Although I agree with some of your observations and sentiment regarding Accucraft, the RH is probably one of their better models. Certainly, the quality of some components has been a well discussed topic as has the lack of manuals among many of things. Accucraft has, with some measure and with some frequency, cut corners to provide a very attractive and usually reasonably priced model. To many, this has been a reasonable and worthwhile trade-off. To others, like yourself, their manufacturing quality standards fall somewhere close to the fraudulent zone...

As David Leech points out above, their service, where non-design failures are involved, is excellent. Mr Cliff here in the US is a very responsive and helpful chap. In this space, I might venture to say---they exceed Aster's service..Being a bit of an Aster snob myself, it is difficult for me to say that... You might try him and see what he might suggest. Good luck.

By the way, this was not meant as a slight on Aster service. They have also been excellent throughout the years...


----------



## Kovacjr (Jan 2, 2008)

Speaking with Cliff just recently he has yet to hear about this issue. Please do call him and he will repair the loco for you. Being you already dropped the driver its a simple repair at Accucraft.

His number is 510-324-3339, just ask for Cliff


----------



## David Leech (Dec 9, 2008)

Kovacjr said:


> As you have not signed the post we don't know where you are but I can tell you if you needed rods that Cliff would get them supplied to you had you contacted him. I have not seen any wear this deep but have seen it in the past on some locos that were not oiled sufficiently causing the dirt to grind into the rods and impregnate the rod hardening the surface and wearing out the cranks. Do you run on elevated tracks? On the ground? When have you cleaned the grime and grit from the loco running gear?


Jason,
MR Magoo appears to be a Wayne Robertson (at least that is the name on the videos but maybe not Mr Magoo) who lives in Mannering Park, New South Wales in Australia, so maybe they don't get good Accucraft service down under.
His pictures and videos of running his trains show a nicely built elevated and in ground railway.
I finally managed to find a way to open his photo and find his site.
Is it ALL the crank pins that are this way, or just this one?
If it is just this one, I wonder if a rod bushing was missdrilled causing it to be just tight enough to cause this wear?
Cheers,
David Leech, Delta, Canada


----------



## Chris Scott (Jan 2, 2008)

David, Jason;
Accucraft uses bronze bushings on the connecting rods. 
How does a bronze bushing cause this steel crank pin wear? 
Particularly in just 16 hours running time (photo note) Mr Magoo's say that this damage occurred.
We have no photos of the connecting rods to see the condition of the rod and its bushings.

The axle saddles in the back ground of photo appear fine, no damage. Wouldn't forces great enough to cause the crank pin wear also affect the saddle bushing(s)


----------



## David Leech (Dec 9, 2008)

> _Problem requirements_:
Answer these from the forum thread above:
(a) What material does Chris Scott say Accucraft uses for the bushings on the connecting rods?
(b) According to Chris Scott's post, in how many hours of running time did the crank pin damage occur?
(c) Where does David Leech say MR Magoo appears to live?

> _Recorded information_:
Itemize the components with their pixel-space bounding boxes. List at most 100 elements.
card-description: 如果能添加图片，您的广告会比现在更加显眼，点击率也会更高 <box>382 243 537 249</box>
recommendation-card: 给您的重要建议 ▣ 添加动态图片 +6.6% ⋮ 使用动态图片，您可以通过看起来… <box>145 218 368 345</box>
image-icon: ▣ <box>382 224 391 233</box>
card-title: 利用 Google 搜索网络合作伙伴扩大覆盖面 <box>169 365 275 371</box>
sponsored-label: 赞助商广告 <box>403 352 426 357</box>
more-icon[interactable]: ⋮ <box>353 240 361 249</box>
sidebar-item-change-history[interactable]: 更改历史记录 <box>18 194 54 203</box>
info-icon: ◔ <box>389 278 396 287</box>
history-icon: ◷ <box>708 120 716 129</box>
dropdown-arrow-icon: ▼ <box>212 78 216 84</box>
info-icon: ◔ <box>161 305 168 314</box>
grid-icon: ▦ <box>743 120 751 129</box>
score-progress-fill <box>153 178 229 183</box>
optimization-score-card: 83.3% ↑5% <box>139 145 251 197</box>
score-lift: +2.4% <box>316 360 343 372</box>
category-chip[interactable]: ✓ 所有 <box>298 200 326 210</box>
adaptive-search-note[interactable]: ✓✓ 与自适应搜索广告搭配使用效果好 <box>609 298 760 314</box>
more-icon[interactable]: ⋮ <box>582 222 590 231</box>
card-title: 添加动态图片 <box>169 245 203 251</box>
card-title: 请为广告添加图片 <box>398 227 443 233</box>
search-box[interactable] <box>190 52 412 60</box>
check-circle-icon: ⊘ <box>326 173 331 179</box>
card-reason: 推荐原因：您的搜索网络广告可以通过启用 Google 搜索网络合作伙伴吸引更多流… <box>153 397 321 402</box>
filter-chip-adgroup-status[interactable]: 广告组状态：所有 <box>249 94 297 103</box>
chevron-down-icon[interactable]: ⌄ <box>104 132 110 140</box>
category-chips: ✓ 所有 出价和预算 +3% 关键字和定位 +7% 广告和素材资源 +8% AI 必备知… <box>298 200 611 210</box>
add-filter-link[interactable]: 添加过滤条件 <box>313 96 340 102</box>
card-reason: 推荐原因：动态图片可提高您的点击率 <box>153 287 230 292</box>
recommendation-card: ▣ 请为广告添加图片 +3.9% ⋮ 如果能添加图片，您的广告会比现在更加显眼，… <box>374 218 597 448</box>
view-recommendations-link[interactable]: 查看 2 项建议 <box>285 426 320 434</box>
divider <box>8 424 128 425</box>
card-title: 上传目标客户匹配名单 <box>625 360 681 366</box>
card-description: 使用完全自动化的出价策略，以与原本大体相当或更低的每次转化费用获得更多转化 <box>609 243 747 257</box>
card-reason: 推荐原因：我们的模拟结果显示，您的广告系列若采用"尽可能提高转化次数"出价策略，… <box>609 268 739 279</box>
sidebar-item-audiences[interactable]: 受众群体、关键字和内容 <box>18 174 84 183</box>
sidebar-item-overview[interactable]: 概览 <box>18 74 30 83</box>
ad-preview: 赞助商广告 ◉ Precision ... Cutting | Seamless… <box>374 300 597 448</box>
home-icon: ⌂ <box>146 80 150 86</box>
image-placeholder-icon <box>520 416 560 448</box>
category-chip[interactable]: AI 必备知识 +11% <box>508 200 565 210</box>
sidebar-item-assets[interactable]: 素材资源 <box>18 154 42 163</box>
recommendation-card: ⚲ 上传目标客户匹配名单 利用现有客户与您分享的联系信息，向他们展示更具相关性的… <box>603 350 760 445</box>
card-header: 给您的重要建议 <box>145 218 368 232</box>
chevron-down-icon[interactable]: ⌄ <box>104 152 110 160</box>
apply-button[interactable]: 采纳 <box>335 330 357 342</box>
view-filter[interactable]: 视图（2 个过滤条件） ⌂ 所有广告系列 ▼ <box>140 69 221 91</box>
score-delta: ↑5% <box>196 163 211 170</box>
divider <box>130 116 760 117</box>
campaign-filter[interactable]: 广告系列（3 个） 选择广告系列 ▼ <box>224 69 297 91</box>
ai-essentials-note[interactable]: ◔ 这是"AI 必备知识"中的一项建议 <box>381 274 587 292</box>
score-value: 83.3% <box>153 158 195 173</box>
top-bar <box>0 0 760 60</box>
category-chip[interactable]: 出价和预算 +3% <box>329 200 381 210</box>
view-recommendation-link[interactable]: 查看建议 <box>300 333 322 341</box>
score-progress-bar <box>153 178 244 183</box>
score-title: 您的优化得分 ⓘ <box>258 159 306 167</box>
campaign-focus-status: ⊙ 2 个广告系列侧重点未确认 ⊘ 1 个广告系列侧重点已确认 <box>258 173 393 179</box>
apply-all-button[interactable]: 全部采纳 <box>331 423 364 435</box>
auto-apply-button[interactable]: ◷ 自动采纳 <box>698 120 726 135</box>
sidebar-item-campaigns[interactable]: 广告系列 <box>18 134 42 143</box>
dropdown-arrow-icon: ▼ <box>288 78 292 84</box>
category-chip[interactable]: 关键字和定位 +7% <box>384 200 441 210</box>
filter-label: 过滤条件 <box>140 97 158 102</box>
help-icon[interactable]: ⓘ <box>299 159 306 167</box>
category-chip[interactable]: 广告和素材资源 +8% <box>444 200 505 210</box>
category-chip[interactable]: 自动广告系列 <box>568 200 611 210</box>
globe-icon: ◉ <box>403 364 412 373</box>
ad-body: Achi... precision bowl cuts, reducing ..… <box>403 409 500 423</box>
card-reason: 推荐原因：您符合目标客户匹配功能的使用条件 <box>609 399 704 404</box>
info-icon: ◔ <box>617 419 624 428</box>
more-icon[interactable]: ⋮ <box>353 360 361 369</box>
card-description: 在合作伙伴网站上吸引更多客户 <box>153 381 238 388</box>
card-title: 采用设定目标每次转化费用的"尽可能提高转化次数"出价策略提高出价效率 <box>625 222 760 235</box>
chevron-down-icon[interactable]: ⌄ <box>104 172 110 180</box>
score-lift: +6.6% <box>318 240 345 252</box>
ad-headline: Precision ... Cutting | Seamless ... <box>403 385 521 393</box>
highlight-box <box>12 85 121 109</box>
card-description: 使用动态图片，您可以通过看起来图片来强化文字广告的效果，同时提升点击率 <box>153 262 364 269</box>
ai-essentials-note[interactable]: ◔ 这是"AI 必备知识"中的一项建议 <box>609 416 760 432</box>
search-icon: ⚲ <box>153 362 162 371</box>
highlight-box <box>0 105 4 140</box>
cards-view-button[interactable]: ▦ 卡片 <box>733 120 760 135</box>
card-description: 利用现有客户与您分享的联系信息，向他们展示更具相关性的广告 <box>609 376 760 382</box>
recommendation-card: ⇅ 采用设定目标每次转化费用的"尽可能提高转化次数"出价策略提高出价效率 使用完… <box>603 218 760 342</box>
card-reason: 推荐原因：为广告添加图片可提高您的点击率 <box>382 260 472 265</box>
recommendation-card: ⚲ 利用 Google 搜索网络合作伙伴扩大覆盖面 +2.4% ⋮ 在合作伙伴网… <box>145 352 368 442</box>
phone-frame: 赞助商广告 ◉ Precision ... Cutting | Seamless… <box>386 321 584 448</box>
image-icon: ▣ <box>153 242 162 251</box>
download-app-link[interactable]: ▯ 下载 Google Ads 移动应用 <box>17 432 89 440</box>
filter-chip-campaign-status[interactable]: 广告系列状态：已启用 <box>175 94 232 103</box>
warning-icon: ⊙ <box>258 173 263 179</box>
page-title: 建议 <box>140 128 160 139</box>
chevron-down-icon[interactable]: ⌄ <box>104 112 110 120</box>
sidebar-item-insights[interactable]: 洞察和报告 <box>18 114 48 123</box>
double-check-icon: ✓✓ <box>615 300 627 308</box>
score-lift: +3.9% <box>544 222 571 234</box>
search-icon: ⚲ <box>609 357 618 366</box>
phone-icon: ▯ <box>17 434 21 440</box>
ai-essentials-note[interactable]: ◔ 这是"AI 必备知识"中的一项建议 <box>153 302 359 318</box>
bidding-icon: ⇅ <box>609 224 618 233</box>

> _Answer for this exercise_:
(a) Bronze.
(b) 16 hours.
(c) Mannering Park, New South Wales, Australia.